Count the lines containing "Forecast" in the entries underneath, and state that count without anything else.

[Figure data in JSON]
START

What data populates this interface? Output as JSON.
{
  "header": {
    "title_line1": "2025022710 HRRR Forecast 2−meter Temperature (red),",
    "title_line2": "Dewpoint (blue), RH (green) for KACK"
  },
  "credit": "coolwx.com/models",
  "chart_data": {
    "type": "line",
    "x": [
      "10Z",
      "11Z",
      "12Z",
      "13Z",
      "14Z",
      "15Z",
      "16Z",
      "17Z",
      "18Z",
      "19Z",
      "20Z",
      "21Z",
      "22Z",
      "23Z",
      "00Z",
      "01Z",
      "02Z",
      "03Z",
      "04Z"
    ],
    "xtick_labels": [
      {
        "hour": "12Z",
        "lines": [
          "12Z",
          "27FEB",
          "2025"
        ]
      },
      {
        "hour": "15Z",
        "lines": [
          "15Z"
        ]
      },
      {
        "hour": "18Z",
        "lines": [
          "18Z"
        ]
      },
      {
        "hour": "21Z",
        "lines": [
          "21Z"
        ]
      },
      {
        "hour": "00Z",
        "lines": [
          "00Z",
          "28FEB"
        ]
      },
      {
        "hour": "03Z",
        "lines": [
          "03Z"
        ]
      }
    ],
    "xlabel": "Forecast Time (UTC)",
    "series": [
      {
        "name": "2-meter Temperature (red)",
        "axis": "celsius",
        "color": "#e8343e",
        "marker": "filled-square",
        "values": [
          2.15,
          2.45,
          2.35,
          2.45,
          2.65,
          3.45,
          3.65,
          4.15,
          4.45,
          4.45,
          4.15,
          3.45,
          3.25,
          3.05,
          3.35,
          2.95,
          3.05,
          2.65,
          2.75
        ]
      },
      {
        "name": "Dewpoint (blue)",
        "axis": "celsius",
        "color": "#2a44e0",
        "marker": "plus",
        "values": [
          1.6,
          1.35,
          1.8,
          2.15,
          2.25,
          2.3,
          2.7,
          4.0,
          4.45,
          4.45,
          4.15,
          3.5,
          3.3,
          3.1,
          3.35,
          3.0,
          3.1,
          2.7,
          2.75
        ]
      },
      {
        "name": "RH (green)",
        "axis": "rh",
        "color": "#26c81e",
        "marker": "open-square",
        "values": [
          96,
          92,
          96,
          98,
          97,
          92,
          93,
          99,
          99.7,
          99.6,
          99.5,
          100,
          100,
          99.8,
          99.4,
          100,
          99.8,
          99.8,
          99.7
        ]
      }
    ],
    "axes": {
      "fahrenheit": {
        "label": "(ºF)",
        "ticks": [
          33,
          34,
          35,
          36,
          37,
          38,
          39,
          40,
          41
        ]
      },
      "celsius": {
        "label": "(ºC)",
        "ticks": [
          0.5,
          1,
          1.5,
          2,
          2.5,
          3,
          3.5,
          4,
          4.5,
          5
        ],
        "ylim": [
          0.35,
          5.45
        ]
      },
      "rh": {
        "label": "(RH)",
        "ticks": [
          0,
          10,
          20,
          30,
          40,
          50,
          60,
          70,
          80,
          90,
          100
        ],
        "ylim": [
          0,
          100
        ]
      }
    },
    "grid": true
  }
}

END
START

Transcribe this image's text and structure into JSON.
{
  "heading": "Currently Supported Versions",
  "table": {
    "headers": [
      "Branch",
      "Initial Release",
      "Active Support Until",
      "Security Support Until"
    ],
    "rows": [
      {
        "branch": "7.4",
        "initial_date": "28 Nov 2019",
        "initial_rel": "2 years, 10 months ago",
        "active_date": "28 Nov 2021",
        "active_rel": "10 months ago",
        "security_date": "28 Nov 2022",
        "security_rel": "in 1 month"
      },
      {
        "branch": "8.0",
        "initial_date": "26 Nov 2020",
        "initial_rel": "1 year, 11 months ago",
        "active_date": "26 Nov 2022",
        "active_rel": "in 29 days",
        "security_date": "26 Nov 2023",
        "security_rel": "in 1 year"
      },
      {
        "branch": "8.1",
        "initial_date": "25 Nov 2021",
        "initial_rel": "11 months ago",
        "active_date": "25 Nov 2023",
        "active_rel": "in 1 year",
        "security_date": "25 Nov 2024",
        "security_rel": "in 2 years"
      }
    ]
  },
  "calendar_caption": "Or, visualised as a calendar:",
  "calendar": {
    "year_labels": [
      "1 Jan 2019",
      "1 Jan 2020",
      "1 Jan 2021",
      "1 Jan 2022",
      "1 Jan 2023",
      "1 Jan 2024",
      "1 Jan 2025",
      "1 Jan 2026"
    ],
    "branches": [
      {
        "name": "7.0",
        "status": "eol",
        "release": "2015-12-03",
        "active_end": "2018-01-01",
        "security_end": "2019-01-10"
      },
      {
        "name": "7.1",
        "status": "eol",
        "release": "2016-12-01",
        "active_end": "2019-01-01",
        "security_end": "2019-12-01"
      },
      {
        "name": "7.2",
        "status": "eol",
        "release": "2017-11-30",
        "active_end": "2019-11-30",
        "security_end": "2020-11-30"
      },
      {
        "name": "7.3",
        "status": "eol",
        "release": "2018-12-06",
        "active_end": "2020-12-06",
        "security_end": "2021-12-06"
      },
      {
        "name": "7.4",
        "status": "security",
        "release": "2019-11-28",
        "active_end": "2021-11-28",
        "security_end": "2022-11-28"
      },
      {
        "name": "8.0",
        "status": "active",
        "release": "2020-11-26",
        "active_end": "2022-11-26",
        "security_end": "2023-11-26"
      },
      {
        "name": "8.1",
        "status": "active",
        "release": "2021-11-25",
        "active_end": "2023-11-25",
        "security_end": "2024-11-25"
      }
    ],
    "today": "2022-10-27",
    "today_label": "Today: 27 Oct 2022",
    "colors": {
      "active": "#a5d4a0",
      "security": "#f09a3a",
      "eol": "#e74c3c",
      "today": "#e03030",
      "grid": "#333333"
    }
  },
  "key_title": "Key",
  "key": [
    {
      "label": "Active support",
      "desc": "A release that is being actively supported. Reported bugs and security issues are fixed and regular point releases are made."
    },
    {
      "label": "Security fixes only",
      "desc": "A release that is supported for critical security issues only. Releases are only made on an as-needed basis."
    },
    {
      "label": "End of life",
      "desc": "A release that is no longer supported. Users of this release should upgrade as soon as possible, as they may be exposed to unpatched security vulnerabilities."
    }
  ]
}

END
START

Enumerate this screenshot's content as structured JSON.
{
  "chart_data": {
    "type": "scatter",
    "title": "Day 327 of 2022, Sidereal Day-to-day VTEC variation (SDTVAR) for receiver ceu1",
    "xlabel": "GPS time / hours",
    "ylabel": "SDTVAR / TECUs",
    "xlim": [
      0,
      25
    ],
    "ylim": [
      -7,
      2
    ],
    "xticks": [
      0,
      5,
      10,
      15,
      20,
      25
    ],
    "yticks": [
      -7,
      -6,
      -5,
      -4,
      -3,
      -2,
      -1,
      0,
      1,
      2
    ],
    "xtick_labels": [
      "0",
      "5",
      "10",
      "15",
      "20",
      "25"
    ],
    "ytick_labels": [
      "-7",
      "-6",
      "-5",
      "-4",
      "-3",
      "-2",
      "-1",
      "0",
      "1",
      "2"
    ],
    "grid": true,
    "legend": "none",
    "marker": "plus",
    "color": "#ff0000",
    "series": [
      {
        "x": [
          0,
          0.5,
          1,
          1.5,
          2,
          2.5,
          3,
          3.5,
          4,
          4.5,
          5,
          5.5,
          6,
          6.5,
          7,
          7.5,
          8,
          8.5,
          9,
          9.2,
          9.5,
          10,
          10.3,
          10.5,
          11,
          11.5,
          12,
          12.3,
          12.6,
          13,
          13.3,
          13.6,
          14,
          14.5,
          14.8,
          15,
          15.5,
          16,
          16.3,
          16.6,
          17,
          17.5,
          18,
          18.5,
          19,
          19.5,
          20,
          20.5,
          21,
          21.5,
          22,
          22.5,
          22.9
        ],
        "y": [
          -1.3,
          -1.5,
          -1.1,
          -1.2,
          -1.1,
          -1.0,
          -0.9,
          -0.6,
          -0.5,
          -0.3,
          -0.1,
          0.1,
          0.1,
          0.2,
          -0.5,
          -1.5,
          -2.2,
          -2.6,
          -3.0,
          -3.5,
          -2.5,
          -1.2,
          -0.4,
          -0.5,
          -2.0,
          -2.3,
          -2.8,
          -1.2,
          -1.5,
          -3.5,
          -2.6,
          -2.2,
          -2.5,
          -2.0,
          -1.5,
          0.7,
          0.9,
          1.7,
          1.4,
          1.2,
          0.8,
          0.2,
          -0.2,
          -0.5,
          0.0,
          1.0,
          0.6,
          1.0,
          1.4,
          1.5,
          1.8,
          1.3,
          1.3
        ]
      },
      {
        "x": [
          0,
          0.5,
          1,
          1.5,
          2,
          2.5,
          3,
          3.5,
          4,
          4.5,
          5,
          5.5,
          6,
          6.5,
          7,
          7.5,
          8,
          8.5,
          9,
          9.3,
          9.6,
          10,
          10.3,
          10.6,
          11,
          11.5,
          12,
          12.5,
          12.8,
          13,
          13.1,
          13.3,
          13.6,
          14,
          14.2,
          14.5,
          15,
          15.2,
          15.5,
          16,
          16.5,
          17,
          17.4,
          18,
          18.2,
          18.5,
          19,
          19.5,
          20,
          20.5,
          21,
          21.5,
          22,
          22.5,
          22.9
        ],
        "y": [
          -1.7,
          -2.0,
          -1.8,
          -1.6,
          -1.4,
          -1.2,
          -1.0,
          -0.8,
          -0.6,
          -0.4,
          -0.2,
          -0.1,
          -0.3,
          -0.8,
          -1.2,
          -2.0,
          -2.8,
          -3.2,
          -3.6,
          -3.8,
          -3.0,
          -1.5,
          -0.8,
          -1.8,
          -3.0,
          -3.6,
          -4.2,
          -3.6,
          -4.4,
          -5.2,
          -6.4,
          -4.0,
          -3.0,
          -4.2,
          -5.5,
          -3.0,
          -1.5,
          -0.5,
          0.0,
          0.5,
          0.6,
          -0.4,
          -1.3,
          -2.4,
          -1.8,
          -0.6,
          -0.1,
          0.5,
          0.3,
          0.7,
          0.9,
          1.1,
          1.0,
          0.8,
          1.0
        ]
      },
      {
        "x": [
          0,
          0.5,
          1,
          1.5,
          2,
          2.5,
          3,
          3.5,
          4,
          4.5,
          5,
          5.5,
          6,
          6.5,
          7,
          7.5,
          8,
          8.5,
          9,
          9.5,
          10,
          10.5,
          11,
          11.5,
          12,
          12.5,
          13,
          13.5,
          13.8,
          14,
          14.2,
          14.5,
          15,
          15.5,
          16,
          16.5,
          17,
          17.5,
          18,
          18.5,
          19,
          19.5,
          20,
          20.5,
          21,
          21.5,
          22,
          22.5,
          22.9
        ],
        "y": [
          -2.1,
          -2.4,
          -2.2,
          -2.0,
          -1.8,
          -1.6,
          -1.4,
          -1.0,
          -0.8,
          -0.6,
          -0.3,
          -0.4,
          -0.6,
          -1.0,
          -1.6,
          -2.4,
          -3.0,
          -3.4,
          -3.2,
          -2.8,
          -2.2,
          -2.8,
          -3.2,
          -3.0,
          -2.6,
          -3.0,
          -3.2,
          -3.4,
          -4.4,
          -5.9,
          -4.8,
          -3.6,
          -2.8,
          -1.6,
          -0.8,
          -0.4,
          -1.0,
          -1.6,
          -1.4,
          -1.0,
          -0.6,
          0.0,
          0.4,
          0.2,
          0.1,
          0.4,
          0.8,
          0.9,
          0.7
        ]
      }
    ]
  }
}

END

### THE SOLUTION
2